GIVEN PROBLEM —
Print all of the entries below word for word, leaving out the pictures.
** start **
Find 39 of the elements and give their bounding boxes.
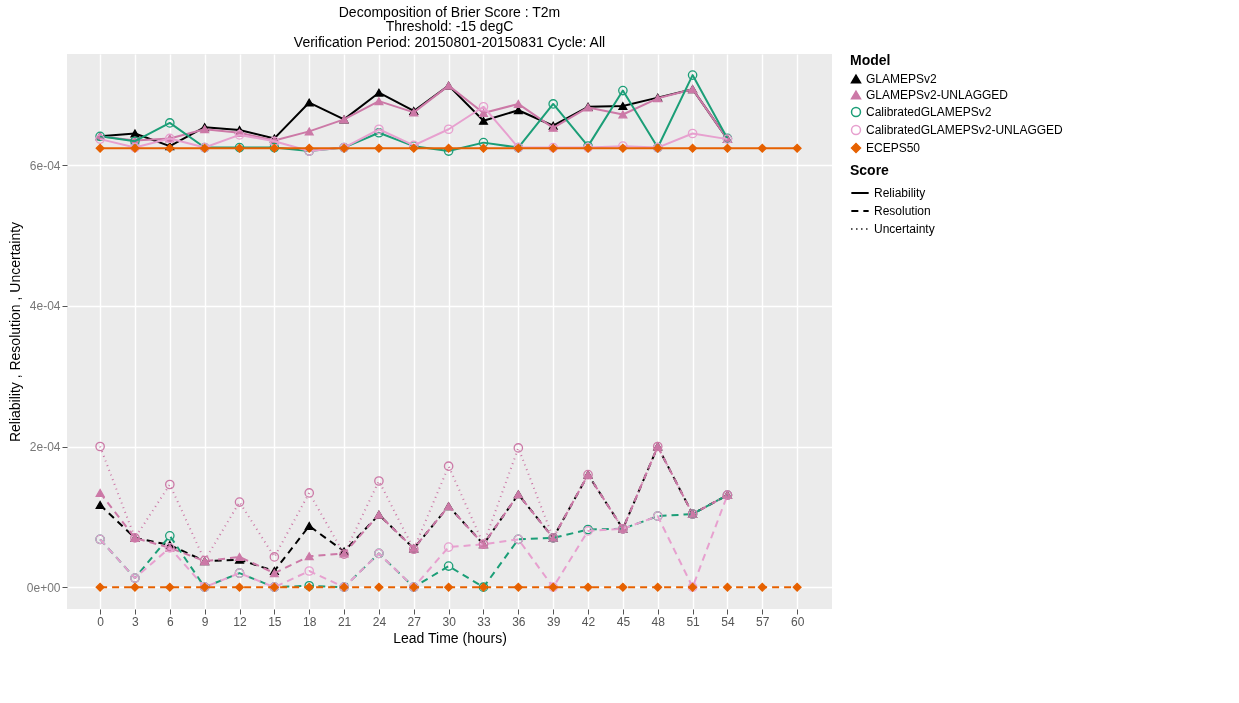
text: Resolution: [874, 204, 931, 218]
x-tick-label: 15: [268, 614, 282, 629]
x-tick-label: 57: [756, 614, 770, 629]
text: Uncertainty: [874, 222, 935, 236]
x-tick-label: 39: [547, 614, 561, 629]
x-tick-label: 51: [686, 614, 701, 629]
chart-subtitle: Threshold: -15 degC Verification Period: 20150801-20150831 Cycle: All: [293, 18, 606, 50]
x-tick-label: 21: [337, 614, 352, 629]
x-tick-label: 24: [372, 614, 387, 629]
text: Model: [850, 52, 891, 68]
x-tick-label: 30: [442, 614, 457, 629]
x-tick-label: 3: [132, 614, 140, 629]
legend-label: CalibratedGLAMEPSv2-UNLAGGED: [866, 123, 1064, 137]
chart-title: Decomposition of Brier Score : T2m: [338, 4, 561, 20]
x-tick-label: 9: [201, 614, 209, 629]
x-tick-label: 54: [721, 614, 735, 629]
x-tick-label: 42: [581, 614, 596, 629]
x-tick-label: 27: [407, 614, 422, 629]
y-tick-label: 0e+00: [26, 580, 61, 595]
x-tick-label: 6: [166, 614, 174, 629]
x-tick-label: 60: [790, 614, 805, 629]
x-tick-label: 12: [233, 614, 248, 629]
y-axis-title: Reliability , Resolution , Uncertainty: [6, 221, 23, 443]
legend-label: GLAMEPSv2: [866, 72, 938, 86]
x-tick-label: 18: [303, 614, 317, 629]
x-tick-label: 48: [651, 614, 666, 629]
x-axis-title: Lead Time (hours): [393, 629, 507, 646]
text: Reliability: [874, 186, 926, 200]
x-tick-label: 36: [512, 614, 526, 629]
y-tick-label: 6e-04: [29, 158, 61, 173]
text: Score: [850, 162, 889, 178]
legend-label: ECEPS50: [866, 141, 921, 155]
x-tick-label: 45: [616, 614, 631, 629]
y-tick-label: 4e-04: [29, 299, 61, 314]
x-tick-label: 33: [477, 614, 491, 629]
legend-label: CalibratedGLAMEPSv2: [866, 105, 992, 119]
y-tick-label: 2e-04: [29, 440, 61, 455]
legend-label: GLAMEPSv2-UNLAGGED: [866, 88, 1009, 102]
x-tick-label: 0: [97, 614, 105, 629]
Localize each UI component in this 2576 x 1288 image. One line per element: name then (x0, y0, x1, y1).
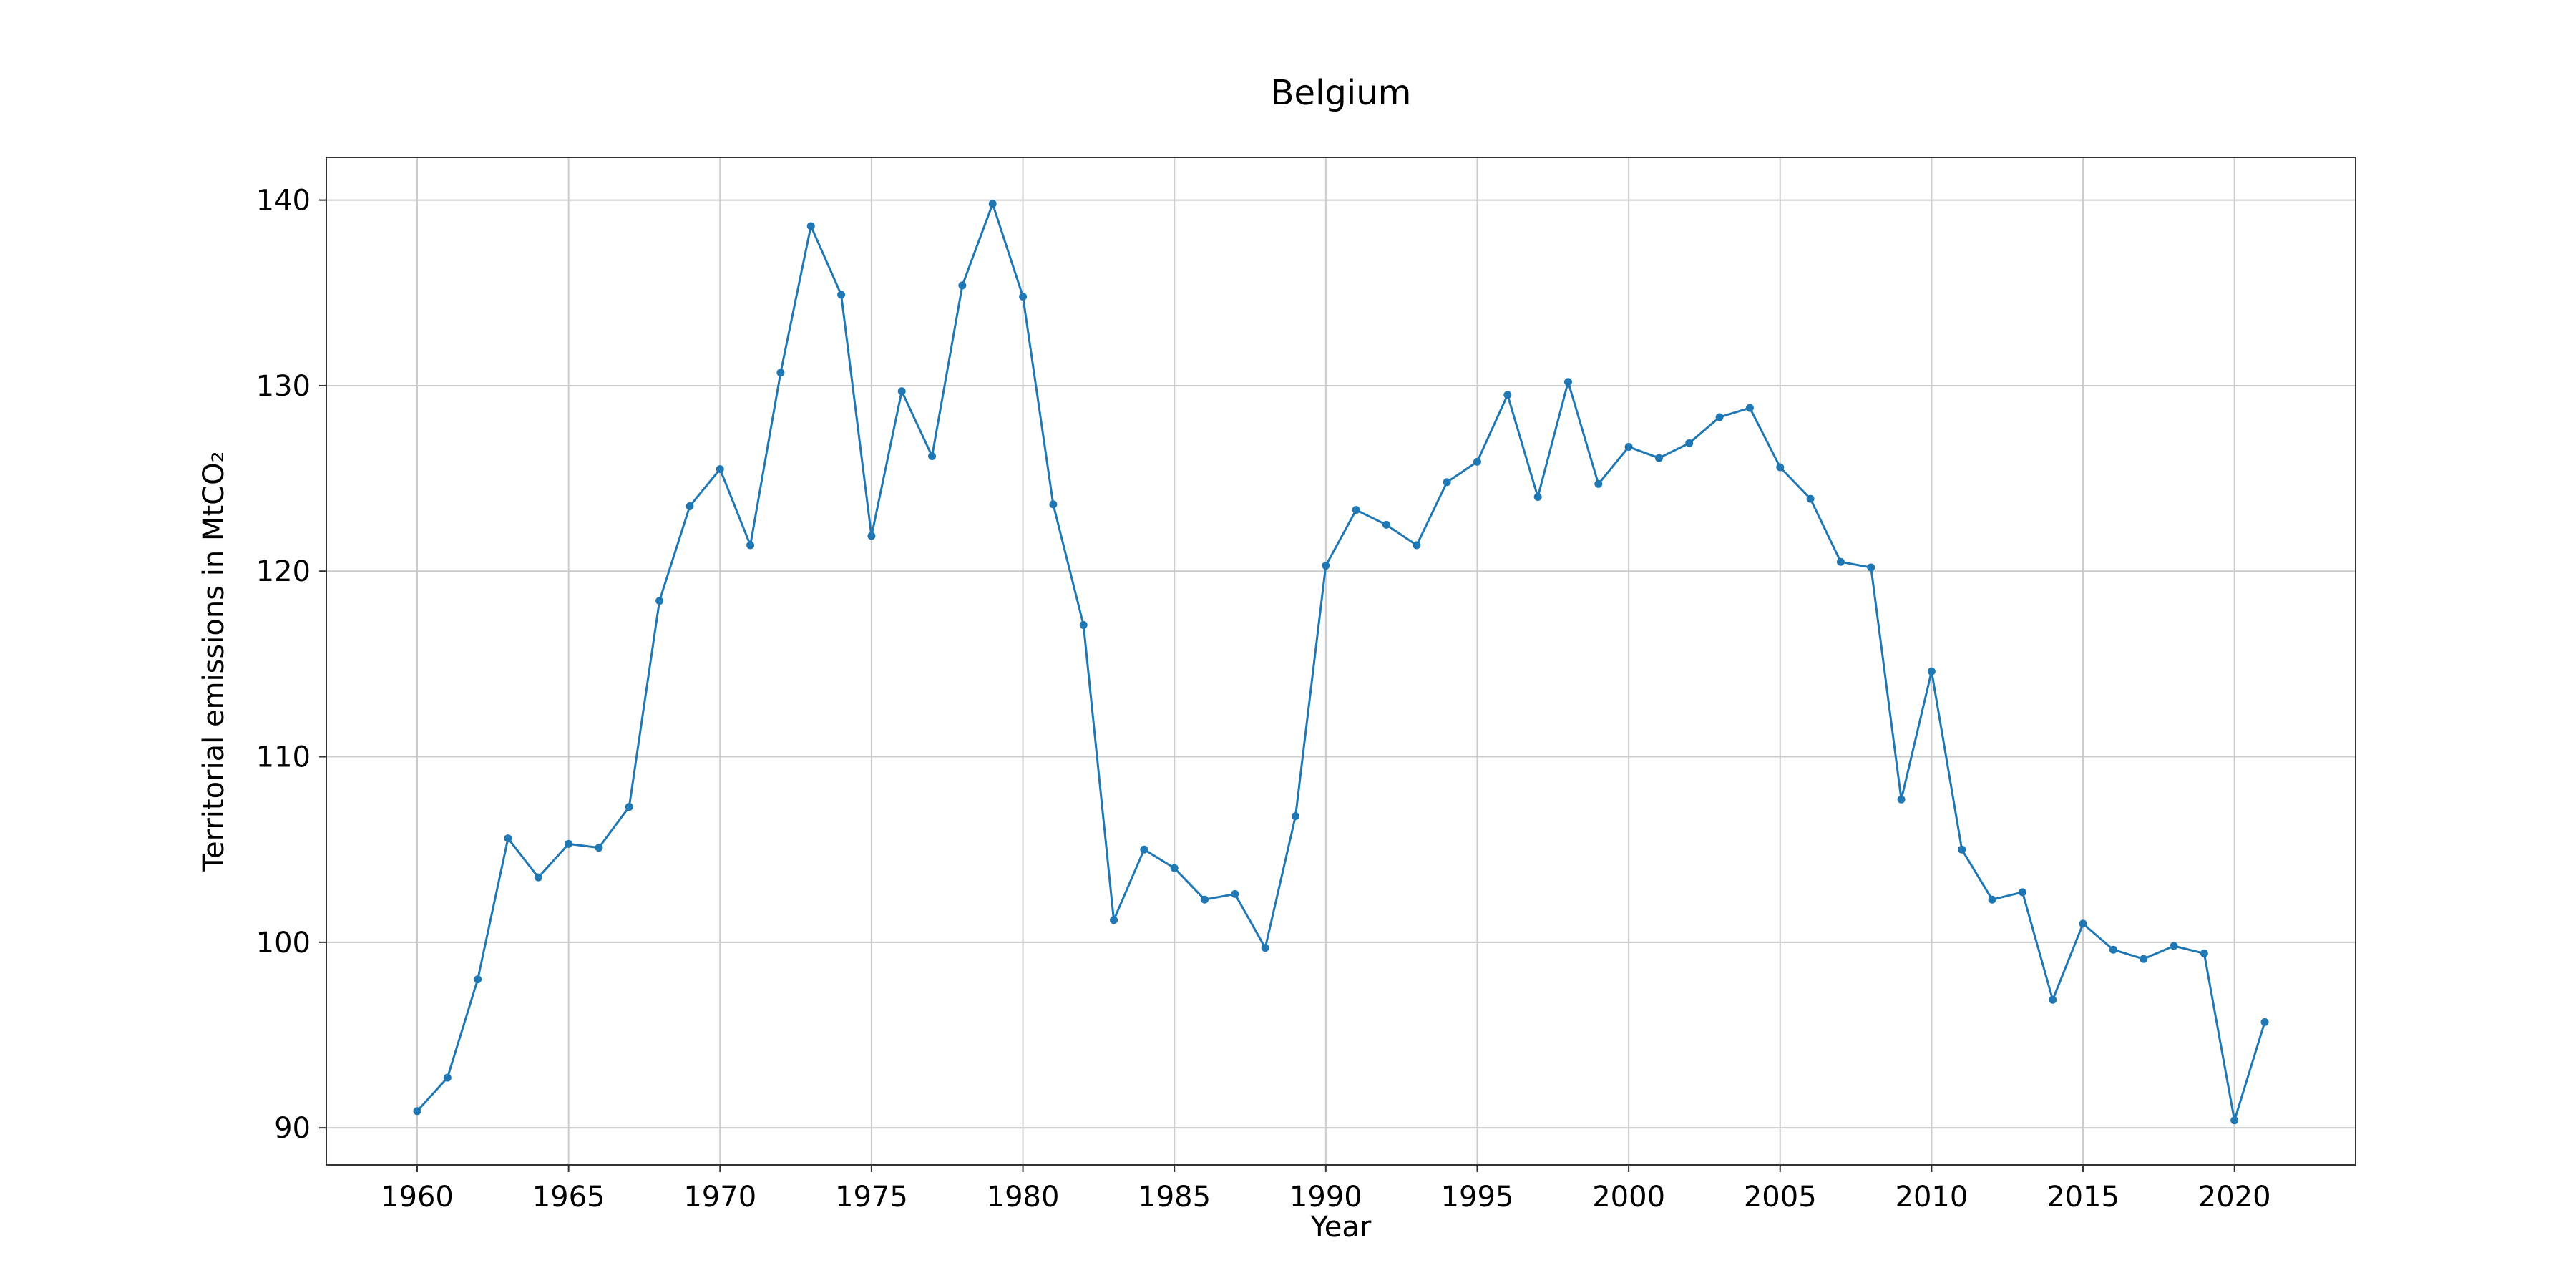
data-point (1594, 479, 1603, 488)
data-point (1624, 443, 1633, 452)
data-point (1836, 557, 1845, 566)
x-tick-label: 1980 (987, 1181, 1060, 1214)
data-point (1745, 404, 1754, 412)
data-point (2200, 949, 2208, 957)
x-axis-label: Year (1310, 1211, 1372, 1244)
data-point (1443, 478, 1451, 487)
data-point (1019, 292, 1028, 301)
data-point (1533, 493, 1542, 502)
data-point (1958, 845, 1966, 854)
data-point (1563, 378, 1572, 386)
data-point (776, 369, 785, 377)
y-tick-label: 100 (256, 927, 311, 960)
data-point (2018, 888, 2026, 897)
series-layer (413, 200, 2269, 1125)
data-point (928, 452, 937, 460)
x-tick-label: 1995 (1441, 1181, 1514, 1214)
data-point (474, 975, 482, 984)
x-tick-label: 1985 (1138, 1181, 1211, 1214)
y-tick-label: 90 (274, 1112, 311, 1145)
x-tick-label: 2000 (1592, 1181, 1665, 1214)
y-axis-label: Territorial emissions in MtCO₂ (197, 451, 230, 872)
y-tick-label: 140 (256, 185, 311, 218)
data-point (565, 839, 573, 848)
data-point (655, 597, 664, 605)
data-point (1292, 812, 1300, 821)
data-point (625, 803, 633, 811)
data-point (443, 1073, 452, 1082)
data-point (1654, 454, 1663, 462)
data-point (2170, 942, 2178, 950)
data-point (1322, 561, 1330, 570)
data-point (413, 1107, 421, 1116)
data-point (2260, 1018, 2269, 1026)
data-point (2140, 955, 2148, 963)
data-point (1382, 520, 1390, 529)
y-axis-ticks: 90 100 110 120 130 140 (256, 185, 326, 1145)
x-tick-label: 1960 (381, 1181, 454, 1214)
data-point (1806, 494, 1815, 503)
data-point (1352, 506, 1360, 514)
x-tick-label: 2015 (2046, 1181, 2119, 1214)
data-point (837, 291, 846, 299)
data-point (1685, 439, 1694, 447)
data-point (1261, 944, 1269, 952)
data-point (1503, 391, 1512, 399)
data-point (1140, 845, 1148, 854)
data-point (2230, 1116, 2239, 1125)
data-point (1867, 563, 1875, 572)
data-point (2049, 995, 2057, 1004)
data-point (686, 502, 694, 510)
data-point (1988, 895, 1996, 904)
data-point (988, 200, 997, 208)
data-point (1231, 889, 1239, 898)
series-line (416, 203, 2266, 1122)
x-tick-label: 2005 (1744, 1181, 1817, 1214)
x-tick-label: 1970 (683, 1181, 756, 1214)
data-point (1413, 541, 1421, 550)
data-point (1049, 500, 1058, 509)
x-tick-label: 2020 (2198, 1181, 2271, 1214)
data-point (595, 844, 603, 852)
data-point (1776, 463, 1785, 472)
data-point (897, 387, 906, 396)
x-axis-ticks: 1960 1965 1970 1975 1980 1985 1990 1995 2000 2005… (381, 1165, 2271, 1214)
data-point (2109, 945, 2117, 954)
plot-frame (326, 157, 2356, 1166)
y-tick-label: 130 (256, 370, 311, 403)
y-tick-label: 110 (256, 741, 311, 774)
data-point (1201, 895, 1209, 904)
data-point (504, 834, 512, 843)
x-tick-label: 1975 (835, 1181, 908, 1214)
y-tick-label: 120 (256, 555, 311, 588)
data-point (716, 465, 724, 474)
data-point (1110, 916, 1118, 924)
data-point (2079, 919, 2087, 928)
data-point (1897, 795, 1906, 804)
data-point (1170, 864, 1179, 872)
data-point (1079, 620, 1088, 629)
x-tick-label: 2010 (1896, 1181, 1968, 1214)
data-point (746, 541, 755, 550)
data-point (1473, 457, 1481, 466)
data-point (806, 222, 815, 230)
data-point (1715, 413, 1724, 421)
x-tick-label: 1965 (532, 1181, 605, 1214)
x-tick-label: 1990 (1289, 1181, 1362, 1214)
data-point (958, 281, 967, 290)
gridlines (326, 157, 2356, 1165)
data-point (867, 532, 876, 540)
data-point (534, 873, 542, 882)
chart-title: Belgium (1271, 73, 1412, 113)
data-point (1927, 667, 1936, 675)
** end **
RESPONSE TO THIS EXERCISE —
Find 39 of the elements and give their bounding boxes.
text: Resolution: [874, 204, 931, 218]
x-tick-label: 15: [268, 614, 282, 629]
x-tick-label: 57: [756, 614, 770, 629]
text: Uncertainty: [874, 222, 935, 236]
x-tick-label: 39: [547, 614, 561, 629]
x-tick-label: 51: [686, 614, 701, 629]
chart-subtitle: Threshold: -15 degC Verification Period: 20150801-20150831 Cycle: All: [293, 18, 606, 50]
x-tick-label: 21: [337, 614, 352, 629]
x-tick-label: 24: [372, 614, 387, 629]
text: Model: [850, 52, 891, 68]
x-tick-label: 30: [442, 614, 457, 629]
x-tick-label: 3: [132, 614, 140, 629]
legend-label: CalibratedGLAMEPSv2-UNLAGGED: [866, 123, 1064, 137]
chart-title: Decomposition of Brier Score : T2m: [338, 4, 561, 20]
x-tick-label: 9: [201, 614, 209, 629]
x-tick-label: 54: [721, 614, 735, 629]
x-tick-label: 42: [581, 614, 596, 629]
x-tick-label: 27: [407, 614, 422, 629]
y-tick-label: 0e+00: [26, 580, 61, 595]
x-tick-label: 6: [166, 614, 174, 629]
x-tick-label: 60: [790, 614, 805, 629]
x-tick-label: 12: [233, 614, 248, 629]
y-axis-title: Reliability , Resolution , Uncertainty: [6, 221, 23, 443]
legend-label: GLAMEPSv2: [866, 72, 938, 86]
x-tick-label: 18: [303, 614, 317, 629]
x-tick-label: 48: [651, 614, 666, 629]
x-axis-title: Lead Time (hours): [393, 629, 507, 646]
text: Reliability: [874, 186, 926, 200]
x-tick-label: 36: [512, 614, 526, 629]
y-tick-label: 6e-04: [29, 158, 61, 173]
text: Score: [850, 162, 889, 178]
legend-label: ECEPS50: [866, 141, 921, 155]
x-tick-label: 45: [616, 614, 631, 629]
y-tick-label: 4e-04: [29, 299, 61, 314]
x-tick-label: 33: [477, 614, 491, 629]
legend-label: CalibratedGLAMEPSv2: [866, 105, 992, 119]
y-tick-label: 2e-04: [29, 440, 61, 455]
legend-label: GLAMEPSv2-UNLAGGED: [866, 88, 1009, 102]
x-tick-label: 0: [97, 614, 105, 629]
Localize each UI component in this 2576 x 1288 image. One line per element: name then (x0, y0, x1, y1).
data-point (1594, 479, 1603, 488)
data-point (1624, 443, 1633, 452)
data-point (1836, 557, 1845, 566)
x-tick-label: 1980 (987, 1181, 1060, 1214)
data-point (1745, 404, 1754, 412)
data-point (2200, 949, 2208, 957)
x-axis-label: Year (1310, 1211, 1372, 1244)
data-point (1443, 478, 1451, 487)
data-point (1019, 292, 1028, 301)
data-point (1533, 493, 1542, 502)
data-point (1958, 845, 1966, 854)
data-point (1563, 378, 1572, 386)
data-point (776, 369, 785, 377)
y-tick-label: 100 (256, 927, 311, 960)
data-point (2018, 888, 2026, 897)
series-layer (413, 200, 2269, 1125)
data-point (928, 452, 937, 460)
x-tick-label: 1995 (1441, 1181, 1514, 1214)
data-point (474, 975, 482, 984)
x-tick-label: 1985 (1138, 1181, 1211, 1214)
y-tick-label: 90 (274, 1112, 311, 1145)
x-tick-label: 2000 (1592, 1181, 1665, 1214)
y-axis-label: Territorial emissions in MtCO₂ (197, 451, 230, 872)
y-tick-label: 140 (256, 185, 311, 218)
data-point (565, 839, 573, 848)
data-point (655, 597, 664, 605)
data-point (1292, 812, 1300, 821)
data-point (625, 803, 633, 811)
data-point (443, 1073, 452, 1082)
data-point (1654, 454, 1663, 462)
data-point (2170, 942, 2178, 950)
data-point (1322, 561, 1330, 570)
data-point (413, 1107, 421, 1116)
data-point (2260, 1018, 2269, 1026)
data-point (2140, 955, 2148, 963)
data-point (1382, 520, 1390, 529)
y-axis-ticks: 90 100 110 120 130 140 (256, 185, 326, 1145)
x-tick-label: 1960 (381, 1181, 454, 1214)
data-point (1806, 494, 1815, 503)
data-point (1352, 506, 1360, 514)
x-tick-label: 2015 (2046, 1181, 2119, 1214)
data-point (837, 291, 846, 299)
data-point (1685, 439, 1694, 447)
data-point (1261, 944, 1269, 952)
data-point (1503, 391, 1512, 399)
data-point (1140, 845, 1148, 854)
data-point (2230, 1116, 2239, 1125)
data-point (1867, 563, 1875, 572)
data-point (2049, 995, 2057, 1004)
data-point (686, 502, 694, 510)
data-point (1988, 895, 1996, 904)
data-point (988, 200, 997, 208)
data-point (1231, 889, 1239, 898)
series-line (416, 203, 2266, 1122)
x-tick-label: 2005 (1744, 1181, 1817, 1214)
x-tick-label: 1970 (683, 1181, 756, 1214)
data-point (1413, 541, 1421, 550)
data-point (1049, 500, 1058, 509)
x-tick-label: 2020 (2198, 1181, 2271, 1214)
data-point (595, 844, 603, 852)
data-point (1776, 463, 1785, 472)
data-point (897, 387, 906, 396)
x-axis-ticks: 1960 1965 1970 1975 1980 1985 1990 1995 2000 2005… (381, 1165, 2271, 1214)
data-point (2109, 945, 2117, 954)
plot-frame (326, 157, 2356, 1166)
y-tick-label: 130 (256, 370, 311, 403)
y-tick-label: 110 (256, 741, 311, 774)
data-point (1201, 895, 1209, 904)
data-point (504, 834, 512, 843)
x-tick-label: 1975 (835, 1181, 908, 1214)
y-tick-label: 120 (256, 555, 311, 588)
data-point (716, 465, 724, 474)
data-point (1110, 916, 1118, 924)
data-point (2079, 919, 2087, 928)
data-point (1897, 795, 1906, 804)
data-point (1170, 864, 1179, 872)
data-point (1079, 620, 1088, 629)
x-tick-label: 2010 (1896, 1181, 1968, 1214)
data-point (746, 541, 755, 550)
data-point (1473, 457, 1481, 466)
data-point (806, 222, 815, 230)
data-point (1715, 413, 1724, 421)
x-tick-label: 1965 (532, 1181, 605, 1214)
x-tick-label: 1990 (1289, 1181, 1362, 1214)
data-point (958, 281, 967, 290)
gridlines (326, 157, 2356, 1165)
data-point (867, 532, 876, 540)
data-point (534, 873, 542, 882)
chart-title: Belgium (1271, 73, 1412, 113)
data-point (1927, 667, 1936, 675)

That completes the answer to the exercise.